# Work required:
The entries below are to be repeated exactly as they stand.

══════════════════════════════

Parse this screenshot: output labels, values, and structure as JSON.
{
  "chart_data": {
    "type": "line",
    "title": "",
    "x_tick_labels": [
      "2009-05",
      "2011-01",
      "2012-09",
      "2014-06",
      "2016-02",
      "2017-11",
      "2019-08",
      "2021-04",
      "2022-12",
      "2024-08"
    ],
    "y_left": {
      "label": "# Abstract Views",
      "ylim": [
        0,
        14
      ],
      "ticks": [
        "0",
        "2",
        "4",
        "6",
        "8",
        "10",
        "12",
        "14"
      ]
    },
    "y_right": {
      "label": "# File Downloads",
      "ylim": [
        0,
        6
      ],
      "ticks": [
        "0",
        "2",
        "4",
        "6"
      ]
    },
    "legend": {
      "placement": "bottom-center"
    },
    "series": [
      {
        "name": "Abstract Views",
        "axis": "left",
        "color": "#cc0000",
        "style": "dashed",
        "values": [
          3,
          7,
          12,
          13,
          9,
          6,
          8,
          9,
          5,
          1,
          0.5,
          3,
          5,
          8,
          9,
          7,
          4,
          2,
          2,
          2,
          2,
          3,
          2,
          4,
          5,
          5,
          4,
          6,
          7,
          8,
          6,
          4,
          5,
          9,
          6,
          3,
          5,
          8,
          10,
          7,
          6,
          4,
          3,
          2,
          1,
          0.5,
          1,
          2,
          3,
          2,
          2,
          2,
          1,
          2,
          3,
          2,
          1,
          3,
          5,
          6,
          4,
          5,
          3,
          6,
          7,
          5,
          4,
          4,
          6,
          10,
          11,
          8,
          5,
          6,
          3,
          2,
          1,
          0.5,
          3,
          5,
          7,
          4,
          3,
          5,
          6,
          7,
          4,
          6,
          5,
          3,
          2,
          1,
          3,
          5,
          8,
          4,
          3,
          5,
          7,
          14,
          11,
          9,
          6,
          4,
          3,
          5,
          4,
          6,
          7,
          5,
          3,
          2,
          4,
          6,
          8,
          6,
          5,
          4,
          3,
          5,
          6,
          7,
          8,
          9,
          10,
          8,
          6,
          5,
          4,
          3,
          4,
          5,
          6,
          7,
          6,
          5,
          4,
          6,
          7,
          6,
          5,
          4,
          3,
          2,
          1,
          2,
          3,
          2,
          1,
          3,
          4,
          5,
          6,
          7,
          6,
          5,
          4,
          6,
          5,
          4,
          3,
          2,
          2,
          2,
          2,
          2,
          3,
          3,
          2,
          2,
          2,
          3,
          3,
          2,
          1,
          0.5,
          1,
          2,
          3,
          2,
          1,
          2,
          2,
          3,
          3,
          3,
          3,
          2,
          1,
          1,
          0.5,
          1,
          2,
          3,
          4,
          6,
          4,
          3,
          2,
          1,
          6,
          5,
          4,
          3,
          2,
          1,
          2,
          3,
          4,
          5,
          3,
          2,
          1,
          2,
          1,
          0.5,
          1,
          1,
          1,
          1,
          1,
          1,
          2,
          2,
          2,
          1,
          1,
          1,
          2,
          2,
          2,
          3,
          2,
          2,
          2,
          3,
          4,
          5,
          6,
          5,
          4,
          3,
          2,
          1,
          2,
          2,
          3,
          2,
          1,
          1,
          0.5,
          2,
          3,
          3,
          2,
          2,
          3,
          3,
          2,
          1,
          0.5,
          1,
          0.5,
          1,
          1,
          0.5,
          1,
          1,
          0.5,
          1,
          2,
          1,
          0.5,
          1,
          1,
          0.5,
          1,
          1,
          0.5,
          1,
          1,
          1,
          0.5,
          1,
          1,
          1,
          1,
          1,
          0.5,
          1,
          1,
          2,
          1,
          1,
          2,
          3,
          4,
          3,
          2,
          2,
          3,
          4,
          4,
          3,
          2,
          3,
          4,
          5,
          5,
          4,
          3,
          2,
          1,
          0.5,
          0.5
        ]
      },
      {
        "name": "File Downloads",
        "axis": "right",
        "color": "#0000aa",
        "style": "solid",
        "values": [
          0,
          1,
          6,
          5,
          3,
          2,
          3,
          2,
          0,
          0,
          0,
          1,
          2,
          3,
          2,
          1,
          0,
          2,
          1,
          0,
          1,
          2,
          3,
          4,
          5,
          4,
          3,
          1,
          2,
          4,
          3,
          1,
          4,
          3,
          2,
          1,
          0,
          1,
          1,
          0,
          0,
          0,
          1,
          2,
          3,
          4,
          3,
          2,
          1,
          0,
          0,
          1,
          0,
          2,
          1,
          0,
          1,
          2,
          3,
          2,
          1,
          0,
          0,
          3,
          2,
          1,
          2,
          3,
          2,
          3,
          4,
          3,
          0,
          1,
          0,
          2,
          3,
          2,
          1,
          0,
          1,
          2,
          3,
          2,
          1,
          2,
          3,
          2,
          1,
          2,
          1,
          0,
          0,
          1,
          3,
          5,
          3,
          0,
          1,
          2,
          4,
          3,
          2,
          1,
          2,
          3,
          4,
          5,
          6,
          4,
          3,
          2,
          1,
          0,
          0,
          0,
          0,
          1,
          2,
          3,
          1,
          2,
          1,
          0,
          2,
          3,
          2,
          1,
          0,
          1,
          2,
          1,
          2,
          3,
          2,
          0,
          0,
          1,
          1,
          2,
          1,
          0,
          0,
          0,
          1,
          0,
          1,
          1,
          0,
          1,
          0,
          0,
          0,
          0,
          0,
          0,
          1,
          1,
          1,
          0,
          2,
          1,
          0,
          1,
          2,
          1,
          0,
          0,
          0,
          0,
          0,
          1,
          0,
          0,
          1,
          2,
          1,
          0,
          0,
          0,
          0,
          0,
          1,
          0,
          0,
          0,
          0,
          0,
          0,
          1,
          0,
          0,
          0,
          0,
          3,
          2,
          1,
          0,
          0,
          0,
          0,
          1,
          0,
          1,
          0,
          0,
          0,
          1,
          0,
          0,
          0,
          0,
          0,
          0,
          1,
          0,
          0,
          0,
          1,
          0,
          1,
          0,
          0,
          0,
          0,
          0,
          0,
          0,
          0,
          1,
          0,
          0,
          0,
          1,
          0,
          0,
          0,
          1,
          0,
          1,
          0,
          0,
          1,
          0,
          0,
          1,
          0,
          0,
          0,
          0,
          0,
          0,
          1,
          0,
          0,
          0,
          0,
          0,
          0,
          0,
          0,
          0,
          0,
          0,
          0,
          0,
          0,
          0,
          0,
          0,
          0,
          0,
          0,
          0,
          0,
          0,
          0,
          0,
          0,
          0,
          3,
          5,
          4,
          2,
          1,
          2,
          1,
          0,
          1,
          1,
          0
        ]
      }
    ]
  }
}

══════════════════════════════

# Solution:
Parse this screenshot: output labels, values, and structure as JSON.
{
  "chart_data": {
    "type": "line",
    "title": "",
    "x_tick_labels": [
      "2009-05",
      "2011-01",
      "2012-09",
      "2014-06",
      "2016-02",
      "2017-11",
      "2019-08",
      "2021-04",
      "2022-12",
      "2024-08"
    ],
    "y_left": {
      "label": "# Abstract Views",
      "ylim": [
        0,
        14
      ],
      "ticks": [
        "0",
        "2",
        "4",
        "6",
        "8",
        "10",
        "12",
        "14"
      ]
    },
    "y_right": {
      "label": "# File Downloads",
      "ylim": [
        0,
        6
      ],
      "ticks": [
        "0",
        "2",
        "4",
        "6"
      ]
    },
    "legend": {
      "placement": "bottom-center"
    },
    "series": [
      {
        "name": "Abstract Views",
        "axis": "left",
        "color": "#cc0000",
        "style": "dashed",
        "values": [
          3,
          7,
          12,
          13,
          9,
          6,
          8,
          9,
          5,
          1,
          0.5,
          3,
          5,
          8,
          9,
          7,
          4,
          2,
          2,
          2,
          2,
          3,
          2,
          4,
          5,
          5,
          4,
          6,
          7,
          8,
          6,
          4,
          5,
          9,
          6,
          3,
          5,
          8,
          10,
          7,
          6,
          4,
          3,
          2,
          1,
          0.5,
          1,
          2,
          3,
          2,
          2,
          2,
          1,
          2,
          3,
          2,
          1,
          3,
          5,
          6,
          4,
          5,
          3,
          6,
          7,
          5,
          4,
          4,
          6,
          10,
          11,
          8,
          5,
          6,
          3,
          2,
          1,
          0.5,
          3,
          5,
          7,
          4,
          3,
          5,
          6,
          7,
          4,
          6,
          5,
          3,
          2,
          1,
          3,
          5,
          8,
          4,
          3,
          5,
          7,
          14,
          11,
          9,
          6,
          4,
          3,
          5,
          4,
          6,
          7,
          5,
          3,
          2,
          4,
          6,
          8,
          6,
          5,
          4,
          3,
          5,
          6,
          7,
          8,
          9,
          10,
          8,
          6,
          5,
          4,
          3,
          4,
          5,
          6,
          7,
          6,
          5,
          4,
          6,
          7,
          6,
          5,
          4,
          3,
          2,
          1,
          2,
          3,
          2,
          1,
          3,
          4,
          5,
          6,
          7,
          6,
          5,
          4,
          6,
          5,
          4,
          3,
          2,
          2,
          2,
          2,
          2,
          3,
          3,
          2,
          2,
          2,
          3,
          3,
          2,
          1,
          0.5,
          1,
          2,
          3,
          2,
          1,
          2,
          2,
          3,
          3,
          3,
          3,
          2,
          1,
          1,
          0.5,
          1,
          2,
          3,
          4,
          6,
          4,
          3,
          2,
          1,
          6,
          5,
          4,
          3,
          2,
          1,
          2,
          3,
          4,
          5,
          3,
          2,
          1,
          2,
          1,
          0.5,
          1,
          1,
          1,
          1,
          1,
          1,
          2,
          2,
          2,
          1,
          1,
          1,
          2,
          2,
          2,
          3,
          2,
          2,
          2,
          3,
          4,
          5,
          6,
          5,
          4,
          3,
          2,
          1,
          2,
          2,
          3,
          2,
          1,
          1,
          0.5,
          2,
          3,
          3,
          2,
          2,
          3,
          3,
          2,
          1,
          0.5,
          1,
          0.5,
          1,
          1,
          0.5,
          1,
          1,
          0.5,
          1,
          2,
          1,
          0.5,
          1,
          1,
          0.5,
          1,
          1,
          0.5,
          1,
          1,
          1,
          0.5,
          1,
          1,
          1,
          1,
          1,
          0.5,
          1,
          1,
          2,
          1,
          1,
          2,
          3,
          4,
          3,
          2,
          2,
          3,
          4,
          4,
          3,
          2,
          3,
          4,
          5,
          5,
          4,
          3,
          2,
          1,
          0.5,
          0.5
        ]
      },
      {
        "name": "File Downloads",
        "axis": "right",
        "color": "#0000aa",
        "style": "solid",
        "values": [
          0,
          1,
          6,
          5,
          3,
          2,
          3,
          2,
          0,
          0,
          0,
          1,
          2,
          3,
          2,
          1,
          0,
          2,
          1,
          0,
          1,
          2,
          3,
          4,
          5,
          4,
          3,
          1,
          2,
          4,
          3,
          1,
          4,
          3,
          2,
          1,
          0,
          1,
          1,
          0,
          0,
          0,
          1,
          2,
          3,
          4,
          3,
          2,
          1,
          0,
          0,
          1,
          0,
          2,
          1,
          0,
          1,
          2,
          3,
          2,
          1,
          0,
          0,
          3,
          2,
          1,
          2,
          3,
          2,
          3,
          4,
          3,
          0,
          1,
          0,
          2,
          3,
          2,
          1,
          0,
          1,
          2,
          3,
          2,
          1,
          2,
          3,
          2,
          1,
          2,
          1,
          0,
          0,
          1,
          3,
          5,
          3,
          0,
          1,
          2,
          4,
          3,
          2,
          1,
          2,
          3,
          4,
          5,
          6,
          4,
          3,
          2,
          1,
          0,
          0,
          0,
          0,
          1,
          2,
          3,
          1,
          2,
          1,
          0,
          2,
          3,
          2,
          1,
          0,
          1,
          2,
          1,
          2,
          3,
          2,
          0,
          0,
          1,
          1,
          2,
          1,
          0,
          0,
          0,
          1,
          0,
          1,
          1,
          0,
          1,
          0,
          0,
          0,
          0,
          0,
          0,
          1,
          1,
          1,
          0,
          2,
          1,
          0,
          1,
          2,
          1,
          0,
          0,
          0,
          0,
          0,
          1,
          0,
          0,
          1,
          2,
          1,
          0,
          0,
          0,
          0,
          0,
          1,
          0,
          0,
          0,
          0,
          0,
          0,
          1,
          0,
          0,
          0,
          0,
          3,
          2,
          1,
          0,
          0,
          0,
          0,
          1,
          0,
          1,
          0,
          0,
          0,
          1,
          0,
          0,
          0,
          0,
          0,
          0,
          1,
          0,
          0,
          0,
          1,
          0,
          1,
          0,
          0,
          0,
          0,
          0,
          0,
          0,
          0,
          1,
          0,
          0,
          0,
          1,
          0,
          0,
          0,
          1,
          0,
          1,
          0,
          0,
          1,
          0,
          0,
          1,
          0,
          0,
          0,
          0,
          0,
          0,
          1,
          0,
          0,
          0,
          0,
          0,
          0,
          0,
          0,
          0,
          0,
          0,
          0,
          0,
          0,
          0,
          0,
          0,
          0,
          0,
          0,
          0,
          0,
          0,
          0,
          0,
          0,
          0,
          3,
          5,
          4,
          2,
          1,
          2,
          1,
          0,
          1,
          1,
          0
        ]
      }
    ]
  }
}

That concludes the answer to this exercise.